* _Set problem_
Print the data that follows exactly.

Structured figure records:
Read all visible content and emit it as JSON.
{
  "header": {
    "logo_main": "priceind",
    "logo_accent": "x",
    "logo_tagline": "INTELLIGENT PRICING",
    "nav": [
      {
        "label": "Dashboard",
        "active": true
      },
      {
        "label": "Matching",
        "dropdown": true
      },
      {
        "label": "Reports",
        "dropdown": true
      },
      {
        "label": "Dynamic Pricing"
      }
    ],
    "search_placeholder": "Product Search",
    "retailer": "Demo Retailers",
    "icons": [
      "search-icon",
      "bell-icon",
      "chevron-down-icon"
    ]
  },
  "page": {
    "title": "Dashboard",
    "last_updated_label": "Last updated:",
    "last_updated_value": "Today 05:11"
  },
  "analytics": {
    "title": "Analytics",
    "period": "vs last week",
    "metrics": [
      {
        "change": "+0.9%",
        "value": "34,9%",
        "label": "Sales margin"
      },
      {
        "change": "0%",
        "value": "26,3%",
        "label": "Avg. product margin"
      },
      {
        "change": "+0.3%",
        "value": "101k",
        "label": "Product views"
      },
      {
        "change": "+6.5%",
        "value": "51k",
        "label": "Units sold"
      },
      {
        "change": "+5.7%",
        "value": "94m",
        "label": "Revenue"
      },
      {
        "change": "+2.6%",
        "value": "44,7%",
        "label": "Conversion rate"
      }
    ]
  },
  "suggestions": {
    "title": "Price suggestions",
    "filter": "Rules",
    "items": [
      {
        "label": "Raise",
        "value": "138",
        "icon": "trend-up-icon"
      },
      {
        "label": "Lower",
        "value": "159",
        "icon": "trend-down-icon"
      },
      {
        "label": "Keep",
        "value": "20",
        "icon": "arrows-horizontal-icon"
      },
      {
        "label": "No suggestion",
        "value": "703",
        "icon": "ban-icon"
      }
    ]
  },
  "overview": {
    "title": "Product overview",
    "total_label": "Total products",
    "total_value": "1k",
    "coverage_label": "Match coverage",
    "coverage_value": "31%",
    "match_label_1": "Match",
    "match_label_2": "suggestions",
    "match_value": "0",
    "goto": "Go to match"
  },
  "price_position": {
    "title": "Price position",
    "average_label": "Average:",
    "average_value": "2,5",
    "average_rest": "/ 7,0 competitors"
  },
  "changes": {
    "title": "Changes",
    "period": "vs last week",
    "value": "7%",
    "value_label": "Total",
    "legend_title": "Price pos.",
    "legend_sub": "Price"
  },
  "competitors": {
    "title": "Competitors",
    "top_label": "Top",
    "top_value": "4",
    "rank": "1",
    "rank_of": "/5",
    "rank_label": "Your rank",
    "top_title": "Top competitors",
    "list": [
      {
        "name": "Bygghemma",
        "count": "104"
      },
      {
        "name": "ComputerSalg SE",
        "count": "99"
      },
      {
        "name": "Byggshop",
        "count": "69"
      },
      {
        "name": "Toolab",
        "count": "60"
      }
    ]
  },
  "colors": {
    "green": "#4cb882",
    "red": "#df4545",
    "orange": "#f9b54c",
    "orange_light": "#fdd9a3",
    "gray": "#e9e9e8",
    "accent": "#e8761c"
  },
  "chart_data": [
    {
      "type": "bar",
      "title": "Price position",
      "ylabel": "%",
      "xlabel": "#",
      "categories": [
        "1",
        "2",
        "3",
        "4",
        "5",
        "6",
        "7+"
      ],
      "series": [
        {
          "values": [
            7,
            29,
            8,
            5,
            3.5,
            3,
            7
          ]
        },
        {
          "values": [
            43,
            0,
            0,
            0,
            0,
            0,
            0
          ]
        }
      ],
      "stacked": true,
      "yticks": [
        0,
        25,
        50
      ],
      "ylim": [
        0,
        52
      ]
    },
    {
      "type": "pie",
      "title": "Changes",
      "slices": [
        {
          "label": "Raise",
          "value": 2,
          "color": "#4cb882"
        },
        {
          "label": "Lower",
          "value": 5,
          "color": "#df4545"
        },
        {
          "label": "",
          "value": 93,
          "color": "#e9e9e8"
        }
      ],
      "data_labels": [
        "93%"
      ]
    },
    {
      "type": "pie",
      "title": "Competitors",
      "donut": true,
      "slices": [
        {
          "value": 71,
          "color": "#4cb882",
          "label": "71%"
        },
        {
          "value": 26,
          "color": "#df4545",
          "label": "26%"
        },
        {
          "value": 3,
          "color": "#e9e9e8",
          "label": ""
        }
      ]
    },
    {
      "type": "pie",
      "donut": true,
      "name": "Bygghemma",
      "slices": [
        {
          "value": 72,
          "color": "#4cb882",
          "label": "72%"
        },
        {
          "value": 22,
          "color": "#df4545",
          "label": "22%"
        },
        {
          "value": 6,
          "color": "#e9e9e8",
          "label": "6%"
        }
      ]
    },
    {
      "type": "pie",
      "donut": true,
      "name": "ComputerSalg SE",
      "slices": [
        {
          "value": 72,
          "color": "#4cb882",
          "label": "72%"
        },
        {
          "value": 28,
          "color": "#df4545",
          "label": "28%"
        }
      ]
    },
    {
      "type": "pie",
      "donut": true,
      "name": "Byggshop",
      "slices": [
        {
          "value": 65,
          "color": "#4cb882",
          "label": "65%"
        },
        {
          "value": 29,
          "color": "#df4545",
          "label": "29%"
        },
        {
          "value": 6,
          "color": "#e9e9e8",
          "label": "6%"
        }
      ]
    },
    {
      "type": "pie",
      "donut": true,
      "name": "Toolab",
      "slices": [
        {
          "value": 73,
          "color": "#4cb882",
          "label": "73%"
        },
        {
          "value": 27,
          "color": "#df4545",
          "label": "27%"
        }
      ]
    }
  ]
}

* _Completed task_
Read all visible content and emit it as JSON.
{
  "header": {
    "logo_main": "priceind",
    "logo_accent": "x",
    "logo_tagline": "INTELLIGENT PRICING",
    "nav": [
      {
        "label": "Dashboard",
        "active": true
      },
      {
        "label": "Matching",
        "dropdown": true
      },
      {
        "label": "Reports",
        "dropdown": true
      },
      {
        "label": "Dynamic Pricing"
      }
    ],
    "search_placeholder": "Product Search",
    "retailer": "Demo Retailers",
    "icons": [
      "search-icon",
      "bell-icon",
      "chevron-down-icon"
    ]
  },
  "page": {
    "title": "Dashboard",
    "last_updated_label": "Last updated:",
    "last_updated_value": "Today 05:11"
  },
  "analytics": {
    "title": "Analytics",
    "period": "vs last week",
    "metrics": [
      {
        "change": "+0.9%",
        "value": "34,9%",
        "label": "Sales margin"
      },
      {
        "change": "0%",
        "value": "26,3%",
        "label": "Avg. product margin"
      },
      {
        "change": "+0.3%",
        "value": "101k",
        "label": "Product views"
      },
      {
        "change": "+6.5%",
        "value": "51k",
        "label": "Units sold"
      },
      {
        "change": "+5.7%",
        "value": "94m",
        "label": "Revenue"
      },
      {
        "change": "+2.6%",
        "value": "44,7%",
        "label": "Conversion rate"
      }
    ]
  },
  "suggestions": {
    "title": "Price suggestions",
    "filter": "Rules",
    "items": [
      {
        "label": "Raise",
        "value": "138",
        "icon": "trend-up-icon"
      },
      {
        "label": "Lower",
        "value": "159",
        "icon": "trend-down-icon"
      },
      {
        "label": "Keep",
        "value": "20",
        "icon": "arrows-horizontal-icon"
      },
      {
        "label": "No suggestion",
        "value": "703",
        "icon": "ban-icon"
      }
    ]
  },
  "overview": {
    "title": "Product overview",
    "total_label": "Total products",
    "total_value": "1k",
    "coverage_label": "Match coverage",
    "coverage_value": "31%",
    "match_label_1": "Match",
    "match_label_2": "suggestions",
    "match_value": "0",
    "goto": "Go to match"
  },
  "price_position": {
    "title": "Price position",
    "average_label": "Average:",
    "average_value": "2,5",
    "average_rest": "/ 7,0 competitors"
  },
  "changes": {
    "title": "Changes",
    "period": "vs last week",
    "value": "7%",
    "value_label": "Total",
    "legend_title": "Price pos.",
    "legend_sub": "Price"
  },
  "competitors": {
    "title": "Competitors",
    "top_label": "Top",
    "top_value": "4",
    "rank": "1",
    "rank_of": "/5",
    "rank_label": "Your rank",
    "top_title": "Top competitors",
    "list": [
      {
        "name": "Bygghemma",
        "count": "104"
      },
      {
        "name": "ComputerSalg SE",
        "count": "99"
      },
      {
        "name": "Byggshop",
        "count": "69"
      },
      {
        "name": "Toolab",
        "count": "60"
      }
    ]
  },
  "colors": {
    "green": "#4cb882",
    "red": "#df4545",
    "orange": "#f9b54c",
    "orange_light": "#fdd9a3",
    "gray": "#e9e9e8",
    "accent": "#e8761c"
  },
  "chart_data": [
    {
      "type": "bar",
      "title": "Price position",
      "ylabel": "%",
      "xlabel": "#",
      "categories": [
        "1",
        "2",
        "3",
        "4",
        "5",
        "6",
        "7+"
      ],
      "series": [
        {
          "values": [
            7,
            29,
            8,
            5,
            3.5,
            3,
            7
          ]
        },
        {
          "values": [
            43,
            0,
            0,
            0,
            0,
            0,
            0
          ]
        }
      ],
      "stacked": true,
      "yticks": [
        0,
        25,
        50
      ],
      "ylim": [
        0,
        52
      ]
    },
    {
      "type": "pie",
      "title": "Changes",
      "slices": [
        {
          "label": "Raise",
          "value": 2,
          "color": "#4cb882"
        },
        {
          "label": "Lower",
          "value": 5,
          "color": "#df4545"
        },
        {
          "label": "",
          "value": 93,
          "color": "#e9e9e8"
        }
      ],
      "data_labels": [
        "93%"
      ]
    },
    {
      "type": "pie",
      "title": "Competitors",
      "donut": true,
      "slices": [
        {
          "value": 71,
          "color": "#4cb882",
          "label": "71%"
        },
        {
          "value": 26,
          "color": "#df4545",
          "label": "26%"
        },
        {
          "value": 3,
          "color": "#e9e9e8",
          "label": ""
        }
      ]
    },
    {
      "type": "pie",
      "donut": true,
      "name": "Bygghemma",
      "slices": [
        {
          "value": 72,
          "color": "#4cb882",
          "label": "72%"
        },
        {
          "value": 22,
          "color": "#df4545",
          "label": "22%"
        },
        {
          "value": 6,
          "color": "#e9e9e8",
          "label": "6%"
        }
      ]
    },
    {
      "type": "pie",
      "donut": true,
      "name": "ComputerSalg SE",
      "slices": [
        {
          "value": 72,
          "color": "#4cb882",
          "label": "72%"
        },
        {
          "value": 28,
          "color": "#df4545",
          "label": "28%"
        }
      ]
    },
    {
      "type": "pie",
      "donut": true,
      "name": "Byggshop",
      "slices": [
        {
          "value": 65,
          "color": "#4cb882",
          "label": "65%"
        },
        {
          "value": 29,
          "color": "#df4545",
          "label": "29%"
        },
        {
          "value": 6,
          "color": "#e9e9e8",
          "label": "6%"
        }
      ]
    },
    {
      "type": "pie",
      "donut": true,
      "name": "Toolab",
      "slices": [
        {
          "value": 73,
          "color": "#4cb882",
          "label": "73%"
        },
        {
          "value": 27,
          "color": "#df4545",
          "label": "27%"
        }
      ]
    }
  ]
}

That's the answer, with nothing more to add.